WHAT YOU HAVE TO DO – Copy out the listing lines starting at the one that contains "bar-seg-unavailable [1305, 595, 1320, 643]" and ending at the one that contains "chart-row: سويسرا [60, 821, 1540, 885]", both included.

GIVEN RECORDS –

-.-.-

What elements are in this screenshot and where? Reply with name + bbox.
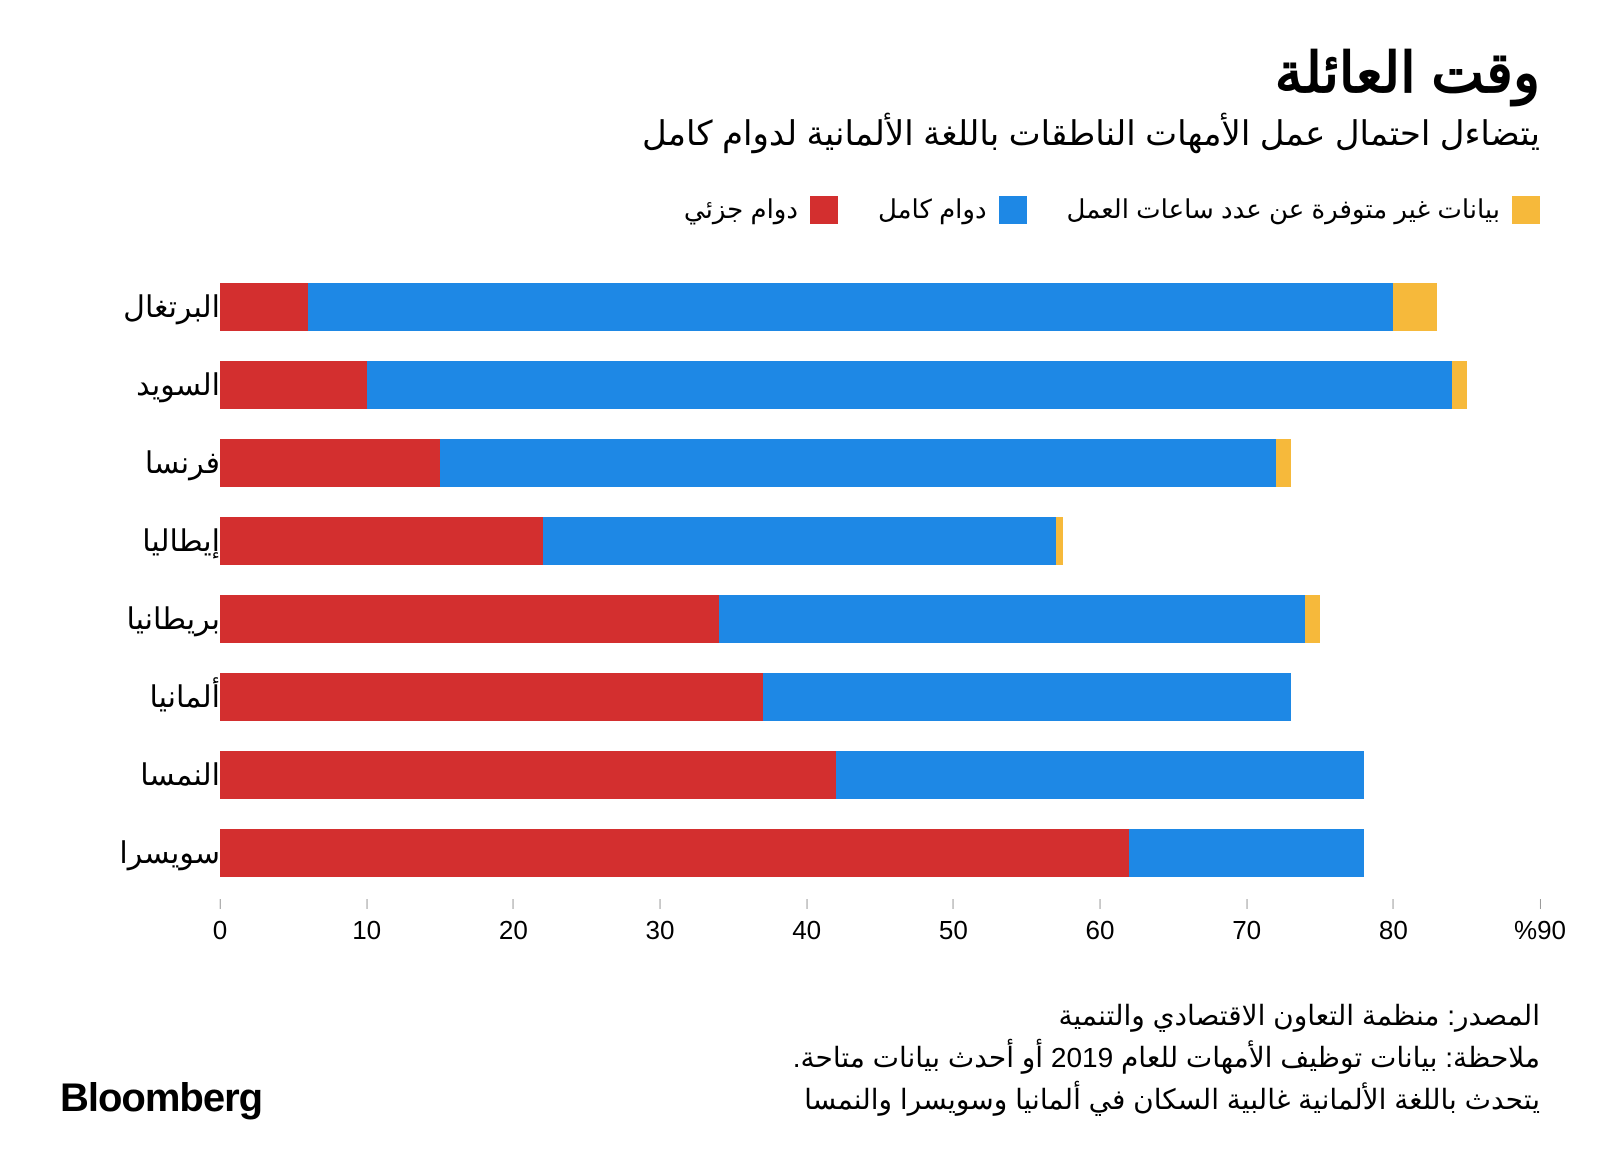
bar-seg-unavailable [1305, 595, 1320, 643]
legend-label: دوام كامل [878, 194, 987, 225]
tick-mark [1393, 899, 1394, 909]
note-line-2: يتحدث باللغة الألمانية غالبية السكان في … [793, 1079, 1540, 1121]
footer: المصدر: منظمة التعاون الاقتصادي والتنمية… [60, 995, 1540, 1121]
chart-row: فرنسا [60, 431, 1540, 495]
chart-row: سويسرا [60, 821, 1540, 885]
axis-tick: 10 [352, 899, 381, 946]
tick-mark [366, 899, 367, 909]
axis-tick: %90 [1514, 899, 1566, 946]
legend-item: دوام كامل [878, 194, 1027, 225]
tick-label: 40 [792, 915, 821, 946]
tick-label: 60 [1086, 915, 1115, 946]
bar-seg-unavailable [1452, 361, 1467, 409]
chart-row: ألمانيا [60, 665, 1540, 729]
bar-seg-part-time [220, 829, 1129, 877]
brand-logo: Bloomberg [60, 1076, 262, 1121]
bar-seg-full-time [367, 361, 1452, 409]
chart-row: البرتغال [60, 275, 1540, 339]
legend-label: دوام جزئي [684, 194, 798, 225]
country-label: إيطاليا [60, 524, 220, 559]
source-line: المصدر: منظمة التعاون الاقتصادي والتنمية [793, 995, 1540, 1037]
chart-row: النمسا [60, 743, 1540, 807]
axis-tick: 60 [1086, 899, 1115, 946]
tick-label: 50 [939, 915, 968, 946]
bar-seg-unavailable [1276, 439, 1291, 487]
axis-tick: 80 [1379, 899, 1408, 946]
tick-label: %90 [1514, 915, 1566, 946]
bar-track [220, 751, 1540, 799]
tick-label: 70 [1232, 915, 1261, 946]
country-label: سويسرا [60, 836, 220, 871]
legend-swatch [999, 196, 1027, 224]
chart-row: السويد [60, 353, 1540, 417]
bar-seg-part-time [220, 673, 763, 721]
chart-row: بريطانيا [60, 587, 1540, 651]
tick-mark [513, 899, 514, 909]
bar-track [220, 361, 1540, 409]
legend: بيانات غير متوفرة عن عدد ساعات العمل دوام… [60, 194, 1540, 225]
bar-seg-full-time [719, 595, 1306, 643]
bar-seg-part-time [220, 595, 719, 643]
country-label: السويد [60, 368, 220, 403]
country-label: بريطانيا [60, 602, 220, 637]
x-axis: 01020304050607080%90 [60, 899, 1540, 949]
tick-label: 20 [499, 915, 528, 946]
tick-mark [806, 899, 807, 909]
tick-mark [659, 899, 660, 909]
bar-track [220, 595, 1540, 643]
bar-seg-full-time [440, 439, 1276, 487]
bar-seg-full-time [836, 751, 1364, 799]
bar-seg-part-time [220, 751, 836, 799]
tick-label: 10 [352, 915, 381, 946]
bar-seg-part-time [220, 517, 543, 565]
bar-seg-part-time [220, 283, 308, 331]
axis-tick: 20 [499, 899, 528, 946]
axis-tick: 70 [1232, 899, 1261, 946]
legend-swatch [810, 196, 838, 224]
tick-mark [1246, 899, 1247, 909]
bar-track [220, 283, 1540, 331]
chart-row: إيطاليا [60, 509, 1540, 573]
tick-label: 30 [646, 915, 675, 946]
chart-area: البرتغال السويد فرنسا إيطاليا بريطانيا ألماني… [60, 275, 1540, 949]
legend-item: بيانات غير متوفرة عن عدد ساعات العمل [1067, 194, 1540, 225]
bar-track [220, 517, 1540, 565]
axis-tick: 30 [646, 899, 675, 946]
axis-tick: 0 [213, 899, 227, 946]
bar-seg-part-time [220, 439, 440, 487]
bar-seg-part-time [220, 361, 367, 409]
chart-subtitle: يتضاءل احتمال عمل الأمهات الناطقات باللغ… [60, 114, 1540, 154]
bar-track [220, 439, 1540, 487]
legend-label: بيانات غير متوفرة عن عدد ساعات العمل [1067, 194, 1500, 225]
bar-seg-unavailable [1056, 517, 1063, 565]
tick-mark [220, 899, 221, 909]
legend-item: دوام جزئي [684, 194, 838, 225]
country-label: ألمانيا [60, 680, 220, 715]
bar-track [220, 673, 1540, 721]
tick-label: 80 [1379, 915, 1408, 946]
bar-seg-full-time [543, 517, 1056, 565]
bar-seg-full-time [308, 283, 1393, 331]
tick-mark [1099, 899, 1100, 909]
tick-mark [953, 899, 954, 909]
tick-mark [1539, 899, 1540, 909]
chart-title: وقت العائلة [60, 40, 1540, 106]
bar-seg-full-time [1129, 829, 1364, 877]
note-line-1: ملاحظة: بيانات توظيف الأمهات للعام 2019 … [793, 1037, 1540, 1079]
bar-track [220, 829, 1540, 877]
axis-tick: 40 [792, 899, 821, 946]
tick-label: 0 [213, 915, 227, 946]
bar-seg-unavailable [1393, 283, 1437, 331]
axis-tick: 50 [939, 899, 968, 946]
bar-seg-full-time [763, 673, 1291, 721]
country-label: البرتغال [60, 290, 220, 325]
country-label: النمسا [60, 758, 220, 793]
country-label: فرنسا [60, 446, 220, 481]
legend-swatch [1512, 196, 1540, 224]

-.-.-

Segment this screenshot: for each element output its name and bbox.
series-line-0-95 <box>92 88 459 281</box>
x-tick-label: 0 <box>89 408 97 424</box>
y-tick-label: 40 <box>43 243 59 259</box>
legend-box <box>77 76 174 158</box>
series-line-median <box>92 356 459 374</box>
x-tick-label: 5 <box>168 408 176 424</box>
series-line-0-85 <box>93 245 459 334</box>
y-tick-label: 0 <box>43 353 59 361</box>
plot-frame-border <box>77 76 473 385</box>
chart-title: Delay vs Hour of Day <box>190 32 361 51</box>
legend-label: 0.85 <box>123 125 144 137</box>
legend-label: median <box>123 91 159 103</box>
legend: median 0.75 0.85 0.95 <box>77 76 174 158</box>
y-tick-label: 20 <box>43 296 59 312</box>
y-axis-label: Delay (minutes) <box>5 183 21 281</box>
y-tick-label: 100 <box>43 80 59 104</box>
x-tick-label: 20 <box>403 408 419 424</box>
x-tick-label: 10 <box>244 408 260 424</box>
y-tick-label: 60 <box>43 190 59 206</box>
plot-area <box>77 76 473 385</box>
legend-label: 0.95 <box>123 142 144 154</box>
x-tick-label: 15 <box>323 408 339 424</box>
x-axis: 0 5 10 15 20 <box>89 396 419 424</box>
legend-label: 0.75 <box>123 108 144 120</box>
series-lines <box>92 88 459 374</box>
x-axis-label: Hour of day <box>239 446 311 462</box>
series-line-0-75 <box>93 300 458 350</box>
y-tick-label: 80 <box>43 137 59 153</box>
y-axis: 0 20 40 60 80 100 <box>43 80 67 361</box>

-.-.-

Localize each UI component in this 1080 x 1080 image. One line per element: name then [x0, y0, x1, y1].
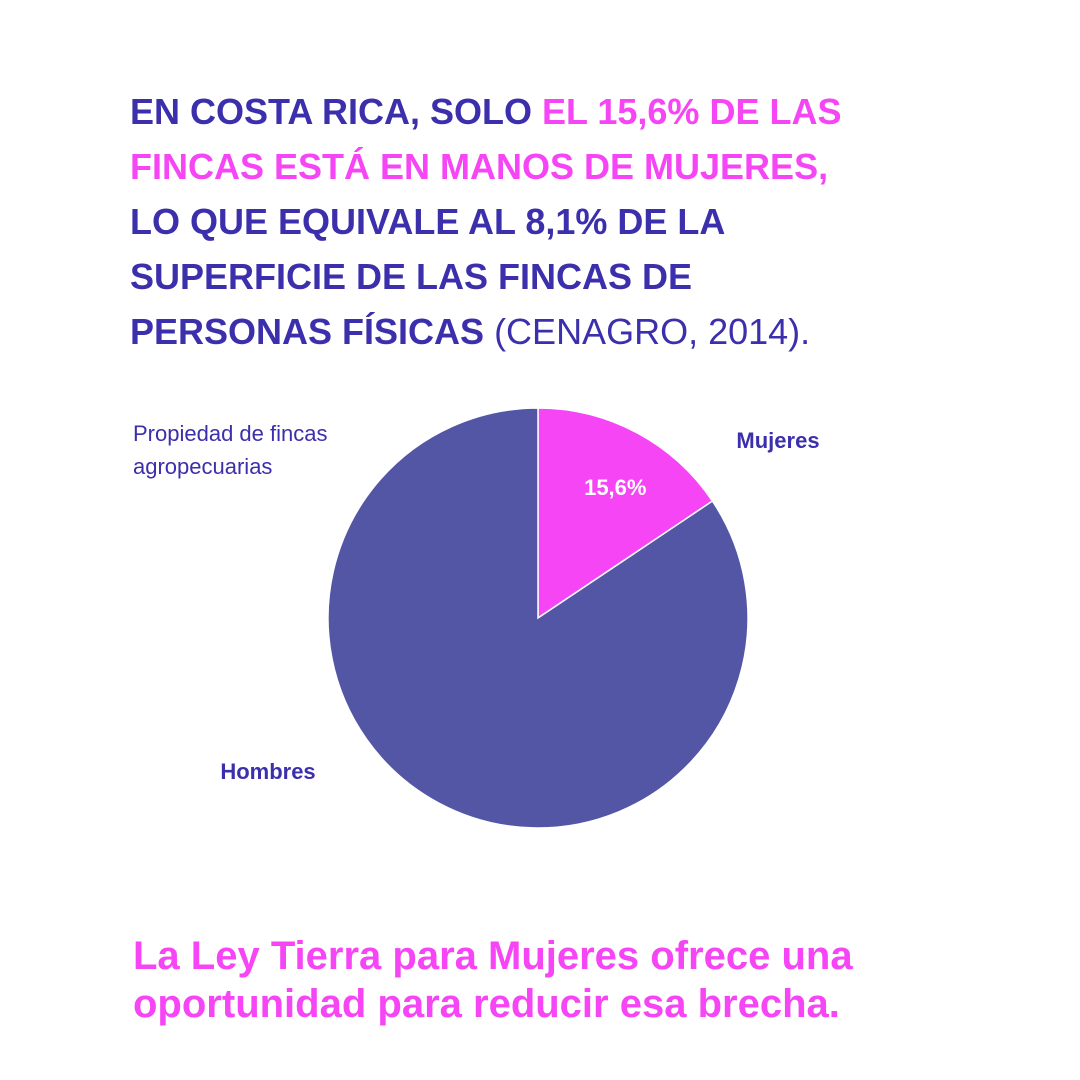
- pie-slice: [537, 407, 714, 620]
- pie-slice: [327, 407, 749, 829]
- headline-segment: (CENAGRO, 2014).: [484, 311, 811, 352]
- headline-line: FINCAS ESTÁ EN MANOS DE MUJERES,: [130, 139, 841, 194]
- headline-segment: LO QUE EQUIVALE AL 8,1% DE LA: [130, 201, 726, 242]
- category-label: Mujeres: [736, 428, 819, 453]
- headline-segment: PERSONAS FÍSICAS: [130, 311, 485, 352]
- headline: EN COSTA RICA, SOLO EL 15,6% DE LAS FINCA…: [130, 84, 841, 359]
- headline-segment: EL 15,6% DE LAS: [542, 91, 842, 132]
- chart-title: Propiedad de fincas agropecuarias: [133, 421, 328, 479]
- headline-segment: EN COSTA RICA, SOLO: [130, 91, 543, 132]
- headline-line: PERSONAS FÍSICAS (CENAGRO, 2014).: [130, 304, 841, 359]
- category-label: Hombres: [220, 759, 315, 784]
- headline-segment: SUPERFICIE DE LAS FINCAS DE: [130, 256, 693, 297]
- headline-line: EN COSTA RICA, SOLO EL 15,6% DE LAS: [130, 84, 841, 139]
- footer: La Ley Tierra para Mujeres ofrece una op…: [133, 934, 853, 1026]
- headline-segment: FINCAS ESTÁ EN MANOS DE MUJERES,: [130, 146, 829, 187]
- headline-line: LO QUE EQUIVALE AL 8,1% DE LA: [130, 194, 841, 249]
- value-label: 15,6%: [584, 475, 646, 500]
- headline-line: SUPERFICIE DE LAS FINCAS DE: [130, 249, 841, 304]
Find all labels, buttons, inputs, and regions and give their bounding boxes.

-.-.-

RIGHT ANSWER –
bar-seg-unavailable [1305, 595, 1320, 643]
legend-label: دوام كامل [878, 194, 987, 225]
tick-mark [1393, 899, 1394, 909]
note-line-2: يتحدث باللغة الألمانية غالبية السكان في … [793, 1079, 1540, 1121]
footer: المصدر: منظمة التعاون الاقتصادي والتنمية… [60, 995, 1540, 1121]
chart-row: فرنسا [60, 431, 1540, 495]
chart-row: سويسرا [60, 821, 1540, 885]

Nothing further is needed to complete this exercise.